(DATASET EXTRACT)

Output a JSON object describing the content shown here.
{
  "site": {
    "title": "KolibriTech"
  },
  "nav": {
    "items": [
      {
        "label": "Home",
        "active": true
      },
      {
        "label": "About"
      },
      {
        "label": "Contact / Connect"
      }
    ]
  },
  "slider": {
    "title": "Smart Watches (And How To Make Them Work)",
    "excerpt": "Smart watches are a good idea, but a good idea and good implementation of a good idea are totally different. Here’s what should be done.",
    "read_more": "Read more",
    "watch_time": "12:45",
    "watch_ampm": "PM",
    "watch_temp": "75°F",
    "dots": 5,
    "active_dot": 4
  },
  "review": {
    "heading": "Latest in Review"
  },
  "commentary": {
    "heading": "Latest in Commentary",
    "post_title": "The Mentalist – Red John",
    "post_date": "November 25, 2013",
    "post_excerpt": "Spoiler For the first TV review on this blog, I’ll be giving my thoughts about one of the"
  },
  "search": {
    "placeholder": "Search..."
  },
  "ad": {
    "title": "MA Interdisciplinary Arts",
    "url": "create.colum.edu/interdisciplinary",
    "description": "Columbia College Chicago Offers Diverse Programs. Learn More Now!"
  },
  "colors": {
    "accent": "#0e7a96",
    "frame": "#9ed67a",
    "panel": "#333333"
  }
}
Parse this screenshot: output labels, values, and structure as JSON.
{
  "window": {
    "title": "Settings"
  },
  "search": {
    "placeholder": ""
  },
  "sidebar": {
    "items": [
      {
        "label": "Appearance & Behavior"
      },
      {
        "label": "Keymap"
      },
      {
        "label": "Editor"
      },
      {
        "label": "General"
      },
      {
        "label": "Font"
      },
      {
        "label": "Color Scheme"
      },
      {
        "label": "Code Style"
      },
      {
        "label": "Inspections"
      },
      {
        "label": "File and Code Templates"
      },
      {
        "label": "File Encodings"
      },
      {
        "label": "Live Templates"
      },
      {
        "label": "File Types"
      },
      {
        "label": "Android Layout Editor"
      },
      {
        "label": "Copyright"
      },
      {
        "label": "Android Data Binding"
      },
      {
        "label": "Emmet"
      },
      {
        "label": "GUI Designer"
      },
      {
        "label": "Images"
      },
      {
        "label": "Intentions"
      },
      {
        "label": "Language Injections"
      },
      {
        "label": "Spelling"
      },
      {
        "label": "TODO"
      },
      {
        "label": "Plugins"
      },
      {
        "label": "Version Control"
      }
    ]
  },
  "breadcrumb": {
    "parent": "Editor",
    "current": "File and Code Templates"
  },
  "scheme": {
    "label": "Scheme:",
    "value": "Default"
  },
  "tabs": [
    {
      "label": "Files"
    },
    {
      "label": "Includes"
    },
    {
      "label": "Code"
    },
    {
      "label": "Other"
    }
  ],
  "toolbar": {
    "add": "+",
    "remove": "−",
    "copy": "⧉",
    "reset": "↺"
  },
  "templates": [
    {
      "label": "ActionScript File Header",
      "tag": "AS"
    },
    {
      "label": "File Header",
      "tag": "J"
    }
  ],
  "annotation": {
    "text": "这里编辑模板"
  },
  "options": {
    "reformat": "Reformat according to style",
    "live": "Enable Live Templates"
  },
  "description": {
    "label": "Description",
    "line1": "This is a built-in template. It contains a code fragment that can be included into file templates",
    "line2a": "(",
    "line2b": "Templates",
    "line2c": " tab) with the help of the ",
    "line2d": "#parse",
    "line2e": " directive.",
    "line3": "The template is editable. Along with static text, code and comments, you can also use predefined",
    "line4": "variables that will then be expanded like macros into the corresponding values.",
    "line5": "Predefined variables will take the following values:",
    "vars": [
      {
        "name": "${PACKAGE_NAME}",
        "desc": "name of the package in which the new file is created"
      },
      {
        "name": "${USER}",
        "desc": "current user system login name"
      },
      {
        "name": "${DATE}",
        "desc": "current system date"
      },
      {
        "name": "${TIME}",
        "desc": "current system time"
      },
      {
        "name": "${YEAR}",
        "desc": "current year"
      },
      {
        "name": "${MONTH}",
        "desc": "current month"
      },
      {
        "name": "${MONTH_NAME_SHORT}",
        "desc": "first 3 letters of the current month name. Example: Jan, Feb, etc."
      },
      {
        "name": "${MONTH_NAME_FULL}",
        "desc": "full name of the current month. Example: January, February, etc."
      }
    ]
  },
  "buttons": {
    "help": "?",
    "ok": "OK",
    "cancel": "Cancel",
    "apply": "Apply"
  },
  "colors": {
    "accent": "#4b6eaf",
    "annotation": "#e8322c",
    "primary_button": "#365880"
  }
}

(WHAT YOU NEED TO DO) Make an exact copy of all the data.

(COMPLETE ANSWER)
Output a JSON object describing the content shown here.
{
  "site": {
    "title": "KolibriTech"
  },
  "nav": {
    "items": [
      {
        "label": "Home",
        "active": true
      },
      {
        "label": "About"
      },
      {
        "label": "Contact / Connect"
      }
    ]
  },
  "slider": {
    "title": "Smart Watches (And How To Make Them Work)",
    "excerpt": "Smart watches are a good idea, but a good idea and good implementation of a good idea are totally different. Here’s what should be done.",
    "read_more": "Read more",
    "watch_time": "12:45",
    "watch_ampm": "PM",
    "watch_temp": "75°F",
    "dots": 5,
    "active_dot": 4
  },
  "review": {
    "heading": "Latest in Review"
  },
  "commentary": {
    "heading": "Latest in Commentary",
    "post_title": "The Mentalist – Red John",
    "post_date": "November 25, 2013",
    "post_excerpt": "Spoiler For the first TV review on this blog, I’ll be giving my thoughts about one of the"
  },
  "search": {
    "placeholder": "Search..."
  },
  "ad": {
    "title": "MA Interdisciplinary Arts",
    "url": "create.colum.edu/interdisciplinary",
    "description": "Columbia College Chicago Offers Diverse Programs. Learn More Now!"
  },
  "colors": {
    "accent": "#0e7a96",
    "frame": "#9ed67a",
    "panel": "#333333"
  }
}
Parse this screenshot: output labels, values, and structure as JSON.
{
  "window": {
    "title": "Settings"
  },
  "search": {
    "placeholder": ""
  },
  "sidebar": {
    "items": [
      {
        "label": "Appearance & Behavior"
      },
      {
        "label": "Keymap"
      },
      {
        "label": "Editor"
      },
      {
        "label": "General"
      },
      {
        "label": "Font"
      },
      {
        "label": "Color Scheme"
      },
      {
        "label": "Code Style"
      },
      {
        "label": "Inspections"
      },
      {
        "label": "File and Code Templates"
      },
      {
        "label": "File Encodings"
      },
      {
        "label": "Live Templates"
      },
      {
        "label": "File Types"
      },
      {
        "label": "Android Layout Editor"
      },
      {
        "label": "Copyright"
      },
      {
        "label": "Android Data Binding"
      },
      {
        "label": "Emmet"
      },
      {
        "label": "GUI Designer"
      },
      {
        "label": "Images"
      },
      {
        "label": "Intentions"
      },
      {
        "label": "Language Injections"
      },
      {
        "label": "Spelling"
      },
      {
        "label": "TODO"
      },
      {
        "label": "Plugins"
      },
      {
        "label": "Version Control"
      }
    ]
  },
  "breadcrumb": {
    "parent": "Editor",
    "current": "File and Code Templates"
  },
  "scheme": {
    "label": "Scheme:",
    "value": "Default"
  },
  "tabs": [
    {
      "label": "Files"
    },
    {
      "label": "Includes"
    },
    {
      "label": "Code"
    },
    {
      "label": "Other"
    }
  ],
  "toolbar": {
    "add": "+",
    "remove": "−",
    "copy": "⧉",
    "reset": "↺"
  },
  "templates": [
    {
      "label": "ActionScript File Header",
      "tag": "AS"
    },
    {
      "label": "File Header",
      "tag": "J"
    }
  ],
  "annotation": {
    "text": "这里编辑模板"
  },
  "options": {
    "reformat": "Reformat according to style",
    "live": "Enable Live Templates"
  },
  "description": {
    "label": "Description",
    "line1": "This is a built-in template. It contains a code fragment that can be included into file templates",
    "line2a": "(",
    "line2b": "Templates",
    "line2c": " tab) with the help of the ",
    "line2d": "#parse",
    "line2e": " directive.",
    "line3": "The template is editable. Along with static text, code and comments, you can also use predefined",
    "line4": "variables that will then be expanded like macros into the corresponding values.",
    "line5": "Predefined variables will take the following values:",
    "vars": [
      {
        "name": "${PACKAGE_NAME}",
        "desc": "name of the package in which the new file is created"
      },
      {
        "name": "${USER}",
        "desc": "current user system login name"
      },
      {
        "name": "${DATE}",
        "desc": "current system date"
      },
      {
        "name": "${TIME}",
        "desc": "current system time"
      },
      {
        "name": "${YEAR}",
        "desc": "current year"
      },
      {
        "name": "${MONTH}",
        "desc": "current month"
      },
      {
        "name": "${MONTH_NAME_SHORT}",
        "desc": "first 3 letters of the current month name. Example: Jan, Feb, etc."
      },
      {
        "name": "${MONTH_NAME_FULL}",
        "desc": "full name of the current month. Example: January, February, etc."
      }
    ]
  },
  "buttons": {
    "help": "?",
    "ok": "OK",
    "cancel": "Cancel",
    "apply": "Apply"
  },
  "colors": {
    "accent": "#4b6eaf",
    "annotation": "#e8322c",
    "primary_button": "#365880"
  }
}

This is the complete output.